===== INPUT MATERIAL

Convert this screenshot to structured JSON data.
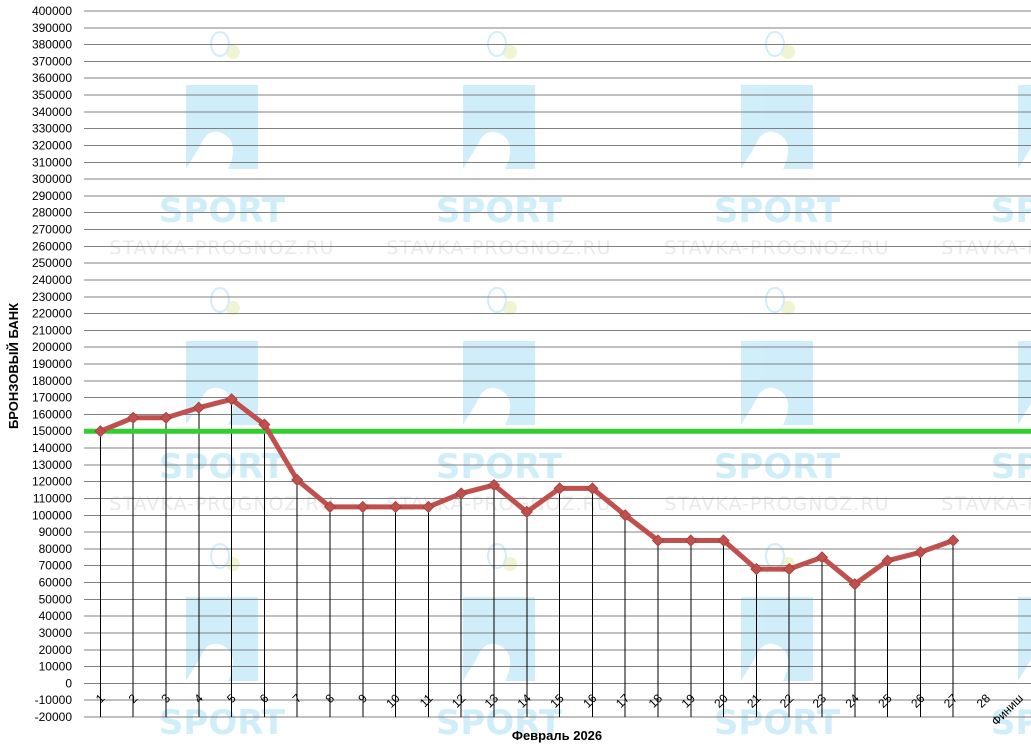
{
  "watermark": {
    "brand": "SPORT",
    "site": "STAVKA-PROGNOZ.RU"
  },
  "colors": {
    "line": "#c0504d",
    "marker": "#c0504d",
    "reference": "#33cc33",
    "grid": "#808080",
    "droplines": "#000000",
    "watermark_blue": "#c8ecfa"
  },
  "chart_data": {
    "type": "line",
    "xlabel": "Февраль 2026",
    "ylabel": "БРОНЗОВЫЙ БАНК",
    "categories": [
      "1",
      "2",
      "3",
      "4",
      "5",
      "6",
      "7",
      "8",
      "9",
      "10",
      "11",
      "12",
      "13",
      "14",
      "15",
      "16",
      "17",
      "18",
      "19",
      "20",
      "21",
      "22",
      "23",
      "24",
      "25",
      "26",
      "27",
      "28",
      "Финиш"
    ],
    "series": [
      {
        "values": [
          150000,
          158000,
          158000,
          164000,
          169000,
          154000,
          121000,
          105000,
          105000,
          105000,
          105000,
          113000,
          118000,
          102000,
          116000,
          116000,
          100000,
          85000,
          85000,
          85000,
          68000,
          68000,
          75000,
          59000,
          73000,
          78000,
          85000,
          null,
          null
        ]
      }
    ],
    "reference_line": 150000,
    "ylim": [
      -20000,
      400000
    ],
    "ytick_step": 10000,
    "grid": true
  }
}
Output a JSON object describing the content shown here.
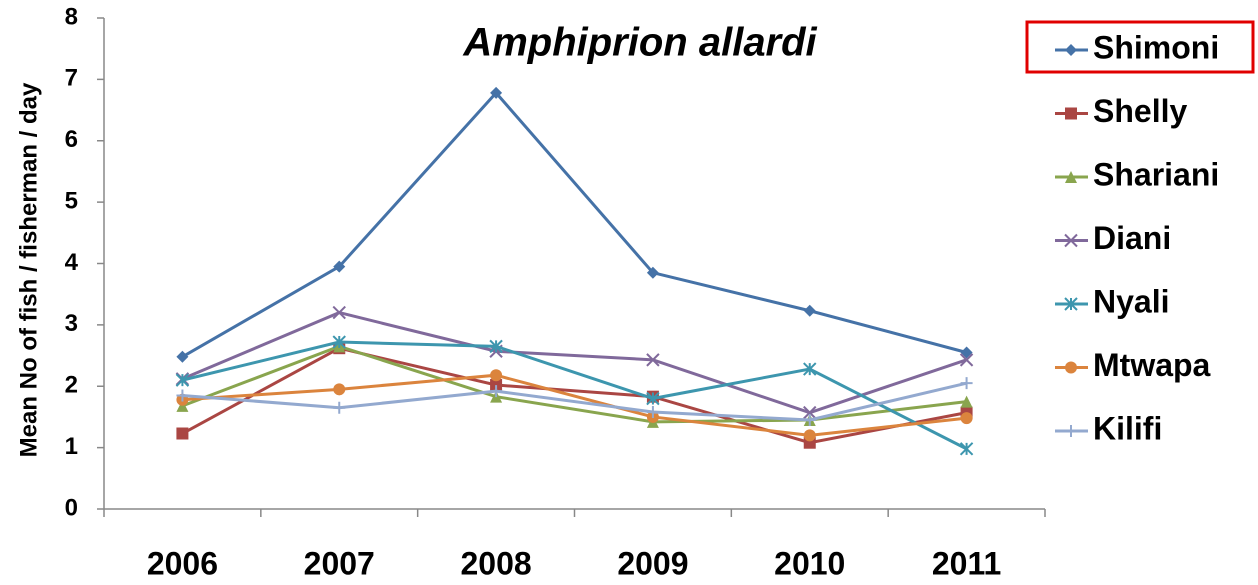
{
  "chart_data": {
    "type": "line",
    "title": "Amphiprion allardi",
    "y_label": "Mean No  of  fish / fisherman / day",
    "categories": [
      "2006",
      "2007",
      "2008",
      "2009",
      "2010",
      "2011"
    ],
    "ylim": [
      0,
      8
    ],
    "yticks": [
      0,
      1,
      2,
      3,
      4,
      5,
      6,
      7,
      8
    ],
    "grid": false,
    "legend": "right",
    "series": [
      {
        "name": "Shimoni",
        "color": "#4572a7",
        "marker": "diamond",
        "values": [
          2.48,
          3.95,
          6.78,
          3.85,
          3.23,
          2.55
        ]
      },
      {
        "name": "Shelly",
        "color": "#aa4643",
        "marker": "square",
        "values": [
          1.23,
          2.62,
          2.02,
          1.83,
          1.08,
          1.57
        ]
      },
      {
        "name": "Shariani",
        "color": "#89a54e",
        "marker": "triangle",
        "values": [
          1.68,
          2.65,
          1.83,
          1.42,
          1.45,
          1.75
        ]
      },
      {
        "name": "Diani",
        "color": "#80699b",
        "marker": "x",
        "values": [
          2.12,
          3.2,
          2.57,
          2.43,
          1.57,
          2.43
        ]
      },
      {
        "name": "Nyali",
        "color": "#3d96ae",
        "marker": "star",
        "values": [
          2.1,
          2.72,
          2.65,
          1.8,
          2.28,
          0.98
        ]
      },
      {
        "name": "Mtwapa",
        "color": "#db843d",
        "marker": "circle",
        "values": [
          1.78,
          1.95,
          2.18,
          1.5,
          1.2,
          1.48
        ]
      },
      {
        "name": "Kilifi",
        "color": "#93a9cf",
        "marker": "plus",
        "values": [
          1.85,
          1.65,
          1.92,
          1.58,
          1.45,
          2.05
        ]
      }
    ]
  }
}
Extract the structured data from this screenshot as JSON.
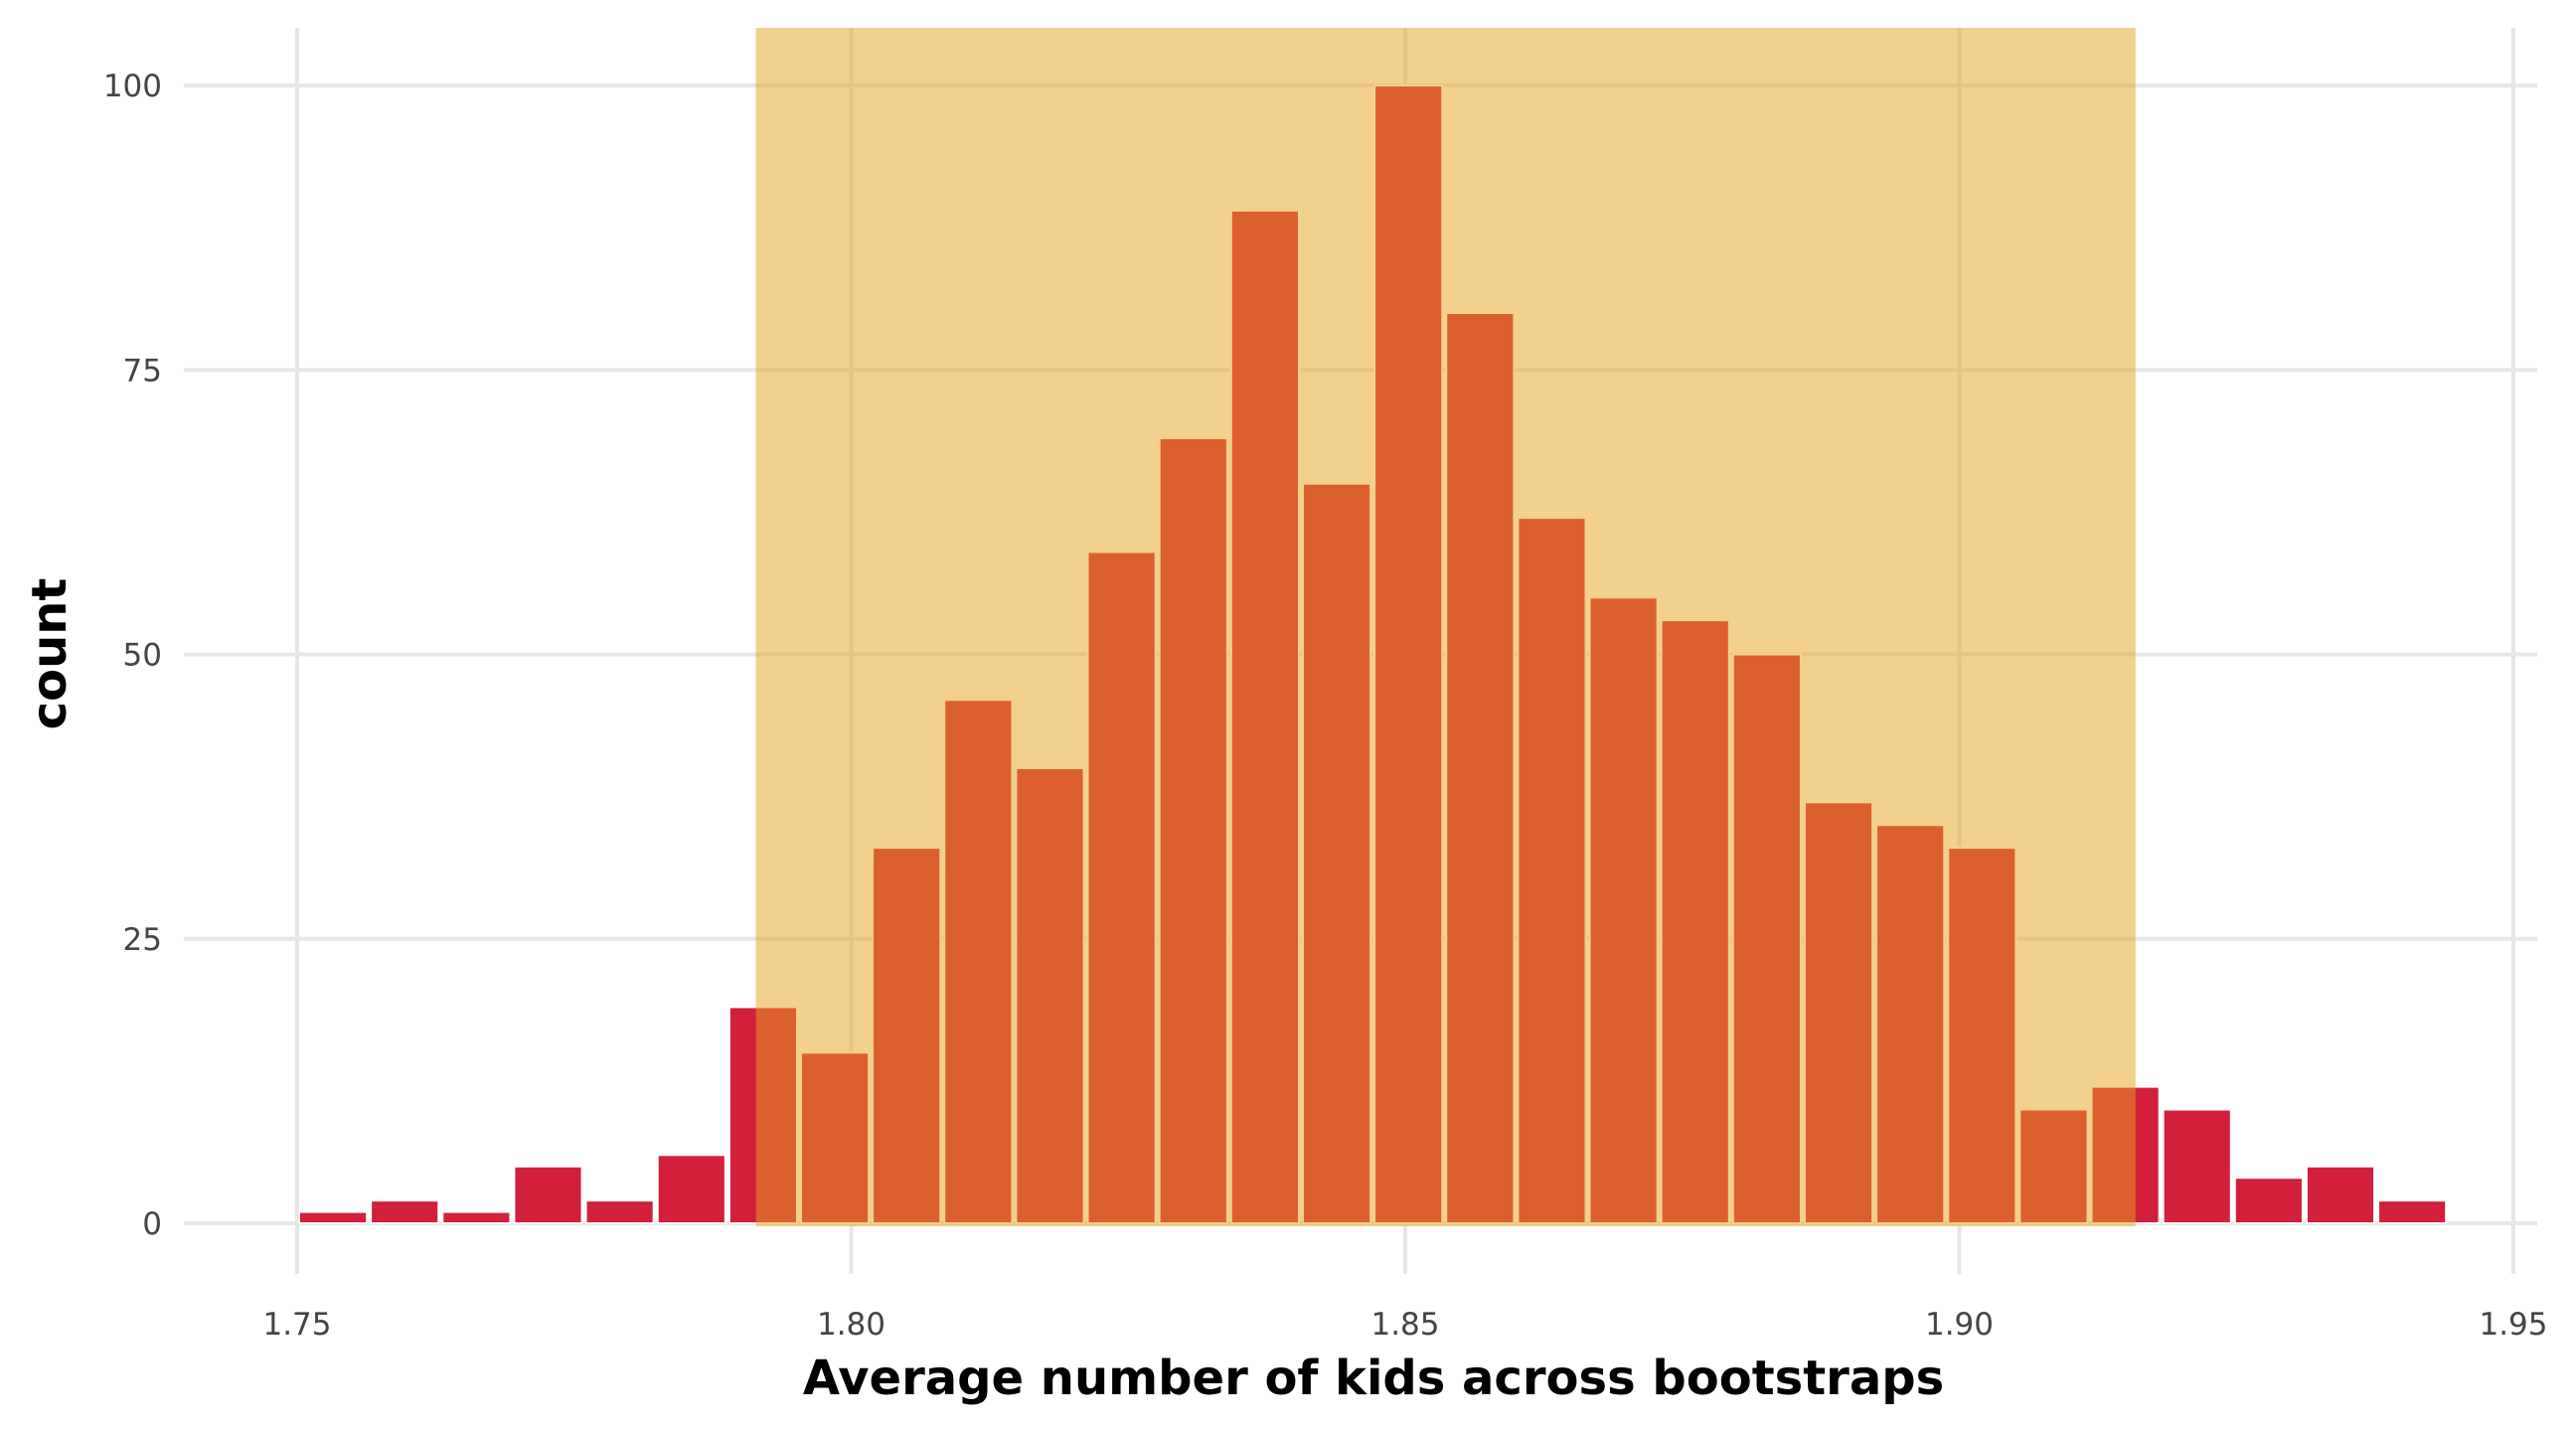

==========

## WHAT YOU WILL DO
Show all lines from the data above in which the word "marker" appears.

## TASK OUTPUT
    "marker": "#c0504d",
        "marker": "diamond",
        "marker": "square",
        "marker": "triangle",
        "marker": "x",
        "marker": "star",
        "marker": "circle",
        "marker": "plus",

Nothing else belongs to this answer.